### EXERCISE DIRECTIONS:
Reproduce every entry exactly as shown.

### EXTRACTED ENTRIES:

★ ★ ★

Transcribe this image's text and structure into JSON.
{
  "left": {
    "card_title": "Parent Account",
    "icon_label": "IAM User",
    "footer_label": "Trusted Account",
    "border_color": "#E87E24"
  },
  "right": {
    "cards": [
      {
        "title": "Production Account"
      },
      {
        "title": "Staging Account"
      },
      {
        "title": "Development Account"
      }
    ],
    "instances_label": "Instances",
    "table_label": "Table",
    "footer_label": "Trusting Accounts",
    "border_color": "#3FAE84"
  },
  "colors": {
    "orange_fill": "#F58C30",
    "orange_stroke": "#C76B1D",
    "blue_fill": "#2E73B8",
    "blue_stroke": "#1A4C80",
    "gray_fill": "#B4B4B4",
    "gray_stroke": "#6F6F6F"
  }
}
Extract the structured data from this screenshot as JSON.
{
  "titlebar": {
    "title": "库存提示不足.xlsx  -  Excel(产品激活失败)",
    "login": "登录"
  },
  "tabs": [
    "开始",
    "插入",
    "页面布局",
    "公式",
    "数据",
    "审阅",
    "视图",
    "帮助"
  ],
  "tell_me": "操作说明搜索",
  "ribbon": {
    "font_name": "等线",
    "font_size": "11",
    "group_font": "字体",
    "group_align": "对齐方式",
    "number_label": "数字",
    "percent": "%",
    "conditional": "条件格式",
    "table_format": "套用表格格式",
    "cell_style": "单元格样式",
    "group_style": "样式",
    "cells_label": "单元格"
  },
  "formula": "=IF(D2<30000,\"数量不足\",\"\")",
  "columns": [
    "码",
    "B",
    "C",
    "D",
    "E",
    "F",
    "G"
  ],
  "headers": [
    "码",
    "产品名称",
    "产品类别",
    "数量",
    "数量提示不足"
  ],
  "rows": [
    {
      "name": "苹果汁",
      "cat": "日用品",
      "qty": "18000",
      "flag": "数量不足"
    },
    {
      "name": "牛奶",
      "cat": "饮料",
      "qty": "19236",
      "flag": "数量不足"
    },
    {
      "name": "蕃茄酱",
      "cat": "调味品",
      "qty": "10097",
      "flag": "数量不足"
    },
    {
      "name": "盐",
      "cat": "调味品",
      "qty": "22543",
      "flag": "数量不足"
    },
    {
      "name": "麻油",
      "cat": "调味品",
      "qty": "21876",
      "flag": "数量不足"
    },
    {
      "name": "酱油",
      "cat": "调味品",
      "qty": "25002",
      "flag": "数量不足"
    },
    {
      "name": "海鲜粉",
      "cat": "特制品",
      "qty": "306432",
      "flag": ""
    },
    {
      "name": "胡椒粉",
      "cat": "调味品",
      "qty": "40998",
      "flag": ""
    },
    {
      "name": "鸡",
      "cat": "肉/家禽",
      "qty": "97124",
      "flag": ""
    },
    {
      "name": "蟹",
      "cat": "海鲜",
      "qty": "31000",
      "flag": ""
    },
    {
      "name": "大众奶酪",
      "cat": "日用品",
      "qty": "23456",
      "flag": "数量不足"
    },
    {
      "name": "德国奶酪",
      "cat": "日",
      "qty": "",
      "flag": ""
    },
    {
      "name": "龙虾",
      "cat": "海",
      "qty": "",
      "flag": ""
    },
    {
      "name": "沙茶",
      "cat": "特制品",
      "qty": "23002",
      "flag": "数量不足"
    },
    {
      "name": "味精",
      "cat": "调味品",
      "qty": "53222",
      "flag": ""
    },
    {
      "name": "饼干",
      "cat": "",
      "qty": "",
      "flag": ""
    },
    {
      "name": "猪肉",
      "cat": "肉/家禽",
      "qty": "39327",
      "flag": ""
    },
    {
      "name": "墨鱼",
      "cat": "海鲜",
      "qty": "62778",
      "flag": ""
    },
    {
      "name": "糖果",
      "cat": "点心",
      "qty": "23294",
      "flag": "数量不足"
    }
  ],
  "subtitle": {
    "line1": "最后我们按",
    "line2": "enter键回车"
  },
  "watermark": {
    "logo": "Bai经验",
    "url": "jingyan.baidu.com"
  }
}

★ ★ ★

### OUTPUT OF THE EXERCISE:
Transcribe this image's text and structure into JSON.
{
  "left": {
    "card_title": "Parent Account",
    "icon_label": "IAM User",
    "footer_label": "Trusted Account",
    "border_color": "#E87E24"
  },
  "right": {
    "cards": [
      {
        "title": "Production Account"
      },
      {
        "title": "Staging Account"
      },
      {
        "title": "Development Account"
      }
    ],
    "instances_label": "Instances",
    "table_label": "Table",
    "footer_label": "Trusting Accounts",
    "border_color": "#3FAE84"
  },
  "colors": {
    "orange_fill": "#F58C30",
    "orange_stroke": "#C76B1D",
    "blue_fill": "#2E73B8",
    "blue_stroke": "#1A4C80",
    "gray_fill": "#B4B4B4",
    "gray_stroke": "#6F6F6F"
  }
}
Extract the structured data from this screenshot as JSON.
{
  "titlebar": {
    "title": "库存提示不足.xlsx  -  Excel(产品激活失败)",
    "login": "登录"
  },
  "tabs": [
    "开始",
    "插入",
    "页面布局",
    "公式",
    "数据",
    "审阅",
    "视图",
    "帮助"
  ],
  "tell_me": "操作说明搜索",
  "ribbon": {
    "font_name": "等线",
    "font_size": "11",
    "group_font": "字体",
    "group_align": "对齐方式",
    "number_label": "数字",
    "percent": "%",
    "conditional": "条件格式",
    "table_format": "套用表格格式",
    "cell_style": "单元格样式",
    "group_style": "样式",
    "cells_label": "单元格"
  },
  "formula": "=IF(D2<30000,\"数量不足\",\"\")",
  "columns": [
    "码",
    "B",
    "C",
    "D",
    "E",
    "F",
    "G"
  ],
  "headers": [
    "码",
    "产品名称",
    "产品类别",
    "数量",
    "数量提示不足"
  ],
  "rows": [
    {
      "name": "苹果汁",
      "cat": "日用品",
      "qty": "18000",
      "flag": "数量不足"
    },
    {
      "name": "牛奶",
      "cat": "饮料",
      "qty": "19236",
      "flag": "数量不足"
    },
    {
      "name": "蕃茄酱",
      "cat": "调味品",
      "qty": "10097",
      "flag": "数量不足"
    },
    {
      "name": "盐",
      "cat": "调味品",
      "qty": "22543",
      "flag": "数量不足"
    },
    {
      "name": "麻油",
      "cat": "调味品",
      "qty": "21876",
      "flag": "数量不足"
    },
    {
      "name": "酱油",
      "cat": "调味品",
      "qty": "25002",
      "flag": "数量不足"
    },
    {
      "name": "海鲜粉",
      "cat": "特制品",
      "qty": "306432",
      "flag": ""
    },
    {
      "name": "胡椒粉",
      "cat": "调味品",
      "qty": "40998",
      "flag": ""
    },
    {
      "name": "鸡",
      "cat": "肉/家禽",
      "qty": "97124",
      "flag": ""
    },
    {
      "name": "蟹",
      "cat": "海鲜",
      "qty": "31000",
      "flag": ""
    },
    {
      "name": "大众奶酪",
      "cat": "日用品",
      "qty": "23456",
      "flag": "数量不足"
    },
    {
      "name": "德国奶酪",
      "cat": "日",
      "qty": "",
      "flag": ""
    },
    {
      "name": "龙虾",
      "cat": "海",
      "qty": "",
      "flag": ""
    },
    {
      "name": "沙茶",
      "cat": "特制品",
      "qty": "23002",
      "flag": "数量不足"
    },
    {
      "name": "味精",
      "cat": "调味品",
      "qty": "53222",
      "flag": ""
    },
    {
      "name": "饼干",
      "cat": "",
      "qty": "",
      "flag": ""
    },
    {
      "name": "猪肉",
      "cat": "肉/家禽",
      "qty": "39327",
      "flag": ""
    },
    {
      "name": "墨鱼",
      "cat": "海鲜",
      "qty": "62778",
      "flag": ""
    },
    {
      "name": "糖果",
      "cat": "点心",
      "qty": "23294",
      "flag": "数量不足"
    }
  ],
  "subtitle": {
    "line1": "最后我们按",
    "line2": "enter键回车"
  },
  "watermark": {
    "logo": "Bai经验",
    "url": "jingyan.baidu.com"
  }
}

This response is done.